↓

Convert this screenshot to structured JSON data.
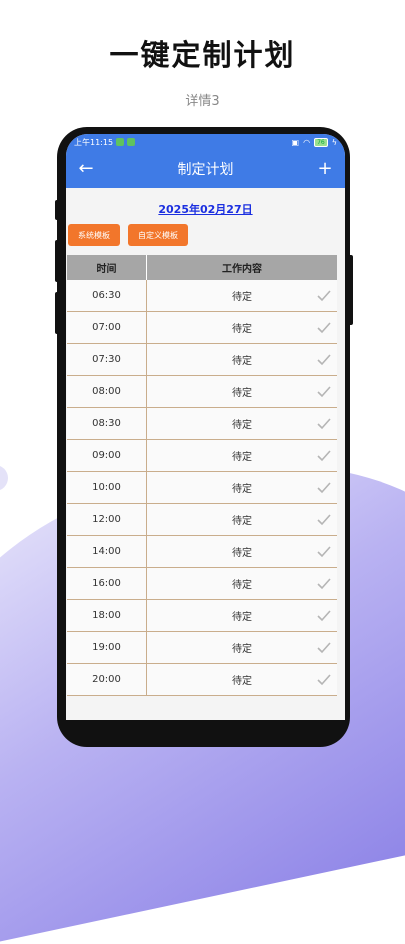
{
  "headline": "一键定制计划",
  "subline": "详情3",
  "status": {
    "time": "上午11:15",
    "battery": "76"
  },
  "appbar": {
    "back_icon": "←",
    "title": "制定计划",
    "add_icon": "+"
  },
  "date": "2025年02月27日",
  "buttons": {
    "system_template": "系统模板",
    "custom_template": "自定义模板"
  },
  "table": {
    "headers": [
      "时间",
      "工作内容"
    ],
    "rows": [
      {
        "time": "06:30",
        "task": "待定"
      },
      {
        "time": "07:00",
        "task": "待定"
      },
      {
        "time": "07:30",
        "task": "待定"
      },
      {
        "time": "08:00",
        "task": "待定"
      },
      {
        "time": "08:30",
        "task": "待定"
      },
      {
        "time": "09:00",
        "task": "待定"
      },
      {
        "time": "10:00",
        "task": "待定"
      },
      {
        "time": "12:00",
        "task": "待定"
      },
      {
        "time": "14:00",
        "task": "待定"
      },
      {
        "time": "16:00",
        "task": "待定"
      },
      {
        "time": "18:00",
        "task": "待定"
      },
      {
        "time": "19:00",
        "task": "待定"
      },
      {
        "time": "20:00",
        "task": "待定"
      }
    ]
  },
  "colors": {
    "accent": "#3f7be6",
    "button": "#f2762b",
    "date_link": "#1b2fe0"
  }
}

↑
↓

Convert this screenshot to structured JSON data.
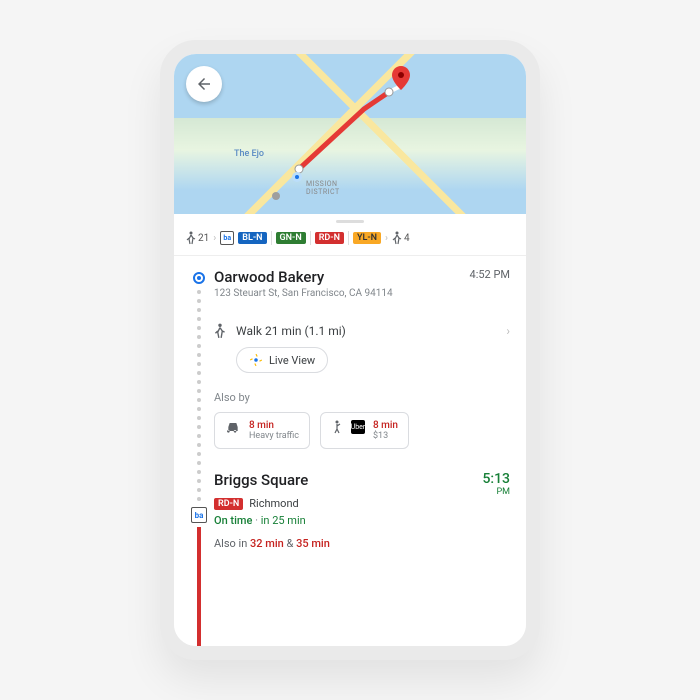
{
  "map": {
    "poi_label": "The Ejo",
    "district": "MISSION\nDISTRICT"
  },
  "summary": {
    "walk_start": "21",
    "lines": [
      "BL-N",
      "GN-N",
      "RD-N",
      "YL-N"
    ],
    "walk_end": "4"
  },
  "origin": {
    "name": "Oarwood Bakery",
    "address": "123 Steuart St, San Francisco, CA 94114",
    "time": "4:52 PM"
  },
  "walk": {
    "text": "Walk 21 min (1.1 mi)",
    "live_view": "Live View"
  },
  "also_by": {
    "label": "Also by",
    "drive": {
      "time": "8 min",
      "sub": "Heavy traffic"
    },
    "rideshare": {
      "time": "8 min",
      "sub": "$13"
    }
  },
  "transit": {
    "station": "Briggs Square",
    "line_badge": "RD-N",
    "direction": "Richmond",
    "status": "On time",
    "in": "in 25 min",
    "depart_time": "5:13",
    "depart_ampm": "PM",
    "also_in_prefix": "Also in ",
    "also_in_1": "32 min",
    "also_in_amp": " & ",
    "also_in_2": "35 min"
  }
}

↑
↓

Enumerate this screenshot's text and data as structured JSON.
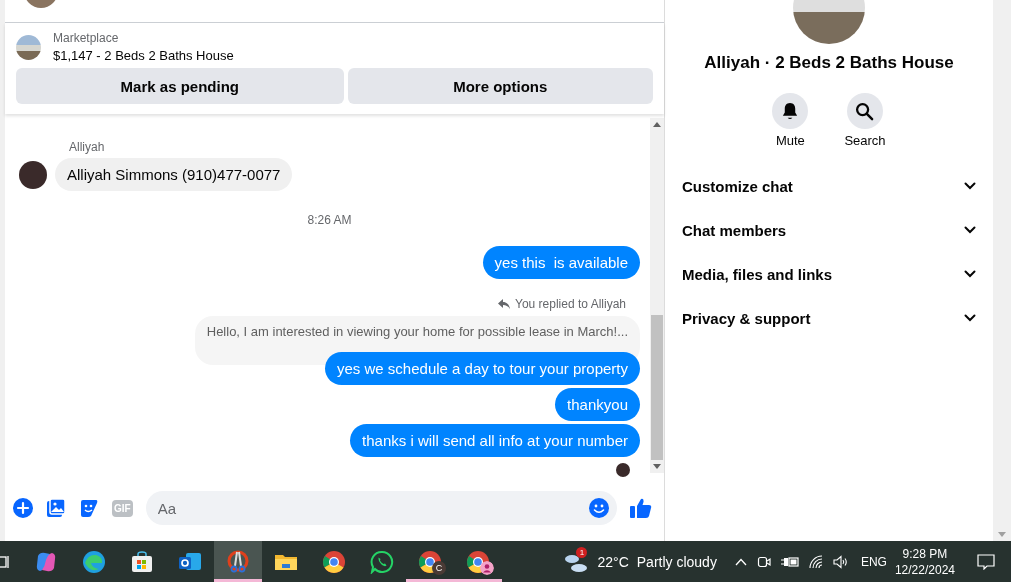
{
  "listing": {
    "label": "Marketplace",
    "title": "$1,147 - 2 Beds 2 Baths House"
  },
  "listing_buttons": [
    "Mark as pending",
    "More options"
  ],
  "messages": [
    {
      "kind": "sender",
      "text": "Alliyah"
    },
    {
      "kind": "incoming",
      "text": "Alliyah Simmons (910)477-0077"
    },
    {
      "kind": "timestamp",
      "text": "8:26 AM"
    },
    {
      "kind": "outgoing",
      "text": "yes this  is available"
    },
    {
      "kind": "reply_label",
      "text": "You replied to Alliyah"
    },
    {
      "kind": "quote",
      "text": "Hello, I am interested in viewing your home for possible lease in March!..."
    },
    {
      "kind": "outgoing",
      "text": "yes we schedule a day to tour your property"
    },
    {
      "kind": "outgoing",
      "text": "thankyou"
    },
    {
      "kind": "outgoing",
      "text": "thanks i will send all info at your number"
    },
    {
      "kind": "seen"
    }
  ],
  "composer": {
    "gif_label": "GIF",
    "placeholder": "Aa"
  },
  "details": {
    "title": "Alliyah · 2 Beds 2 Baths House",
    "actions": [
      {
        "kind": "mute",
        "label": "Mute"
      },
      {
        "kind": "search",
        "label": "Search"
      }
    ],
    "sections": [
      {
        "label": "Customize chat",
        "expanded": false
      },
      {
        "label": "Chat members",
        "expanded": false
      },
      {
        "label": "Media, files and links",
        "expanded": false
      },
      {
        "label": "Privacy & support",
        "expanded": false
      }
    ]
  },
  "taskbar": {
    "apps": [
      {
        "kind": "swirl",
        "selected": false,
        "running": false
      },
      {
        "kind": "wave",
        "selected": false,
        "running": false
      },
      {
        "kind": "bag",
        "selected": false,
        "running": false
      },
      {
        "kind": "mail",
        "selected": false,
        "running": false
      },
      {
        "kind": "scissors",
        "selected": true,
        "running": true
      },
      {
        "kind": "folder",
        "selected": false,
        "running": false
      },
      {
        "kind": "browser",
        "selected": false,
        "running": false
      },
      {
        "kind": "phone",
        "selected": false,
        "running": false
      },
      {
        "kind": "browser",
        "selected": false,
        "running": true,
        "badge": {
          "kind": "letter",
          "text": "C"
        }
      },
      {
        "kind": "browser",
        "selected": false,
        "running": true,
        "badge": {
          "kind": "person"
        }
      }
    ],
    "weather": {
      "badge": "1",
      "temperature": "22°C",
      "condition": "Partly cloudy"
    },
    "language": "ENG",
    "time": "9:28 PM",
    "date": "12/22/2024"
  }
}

↑

Pull out every line in the data above that has the word "true".

» **WRITTEN SOLUTION**:
        "selected": true,
        "running": true
        "running": true,
        "running": true,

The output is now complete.